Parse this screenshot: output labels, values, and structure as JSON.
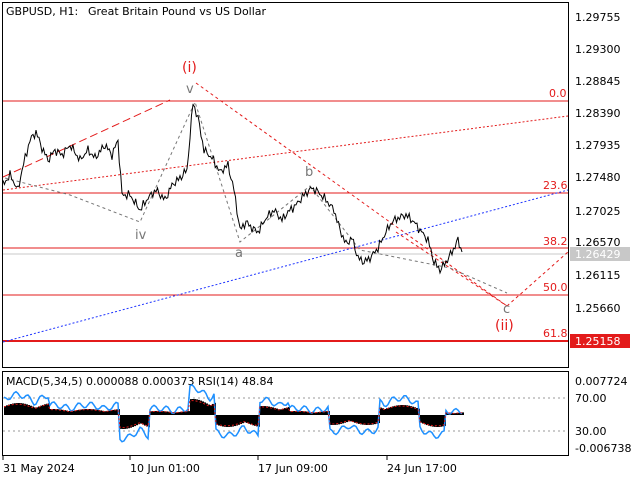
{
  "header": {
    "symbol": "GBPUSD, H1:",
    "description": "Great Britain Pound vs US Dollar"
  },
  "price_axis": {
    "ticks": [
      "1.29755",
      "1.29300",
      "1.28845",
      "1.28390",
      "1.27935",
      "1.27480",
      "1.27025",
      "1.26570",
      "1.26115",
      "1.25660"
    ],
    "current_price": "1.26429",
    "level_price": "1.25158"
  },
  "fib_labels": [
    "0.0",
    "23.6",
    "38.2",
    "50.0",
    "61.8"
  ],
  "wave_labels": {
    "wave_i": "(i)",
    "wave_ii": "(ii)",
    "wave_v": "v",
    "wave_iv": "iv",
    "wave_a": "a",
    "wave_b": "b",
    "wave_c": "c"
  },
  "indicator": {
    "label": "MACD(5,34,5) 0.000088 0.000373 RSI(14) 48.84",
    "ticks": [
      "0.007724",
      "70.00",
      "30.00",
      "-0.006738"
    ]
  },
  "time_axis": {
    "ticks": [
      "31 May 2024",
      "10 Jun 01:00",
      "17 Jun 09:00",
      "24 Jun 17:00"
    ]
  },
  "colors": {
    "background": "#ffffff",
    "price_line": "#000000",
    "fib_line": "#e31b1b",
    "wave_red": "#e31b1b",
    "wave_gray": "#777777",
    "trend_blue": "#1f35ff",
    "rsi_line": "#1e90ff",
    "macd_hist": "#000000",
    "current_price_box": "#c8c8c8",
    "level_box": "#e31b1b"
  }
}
################
STATED EXERCISE >>
Retype the listing exactly. Pictures do not belong in the copy.

FINAL ANSWER >>
Parse this screenshot: output labels, values, and structure as JSON.
{
  "header": {
    "symbol": "GBPUSD, H1:",
    "description": "Great Britain Pound vs US Dollar"
  },
  "price_axis": {
    "ticks": [
      "1.29755",
      "1.29300",
      "1.28845",
      "1.28390",
      "1.27935",
      "1.27480",
      "1.27025",
      "1.26570",
      "1.26115",
      "1.25660"
    ],
    "current_price": "1.26429",
    "level_price": "1.25158"
  },
  "fib_labels": [
    "0.0",
    "23.6",
    "38.2",
    "50.0",
    "61.8"
  ],
  "wave_labels": {
    "wave_i": "(i)",
    "wave_ii": "(ii)",
    "wave_v": "v",
    "wave_iv": "iv",
    "wave_a": "a",
    "wave_b": "b",
    "wave_c": "c"
  },
  "indicator": {
    "label": "MACD(5,34,5) 0.000088 0.000373 RSI(14) 48.84",
    "ticks": [
      "0.007724",
      "70.00",
      "30.00",
      "-0.006738"
    ]
  },
  "time_axis": {
    "ticks": [
      "31 May 2024",
      "10 Jun 01:00",
      "17 Jun 09:00",
      "24 Jun 17:00"
    ]
  },
  "colors": {
    "background": "#ffffff",
    "price_line": "#000000",
    "fib_line": "#e31b1b",
    "wave_red": "#e31b1b",
    "wave_gray": "#777777",
    "trend_blue": "#1f35ff",
    "rsi_line": "#1e90ff",
    "macd_hist": "#000000",
    "current_price_box": "#c8c8c8",
    "level_box": "#e31b1b"
  }
}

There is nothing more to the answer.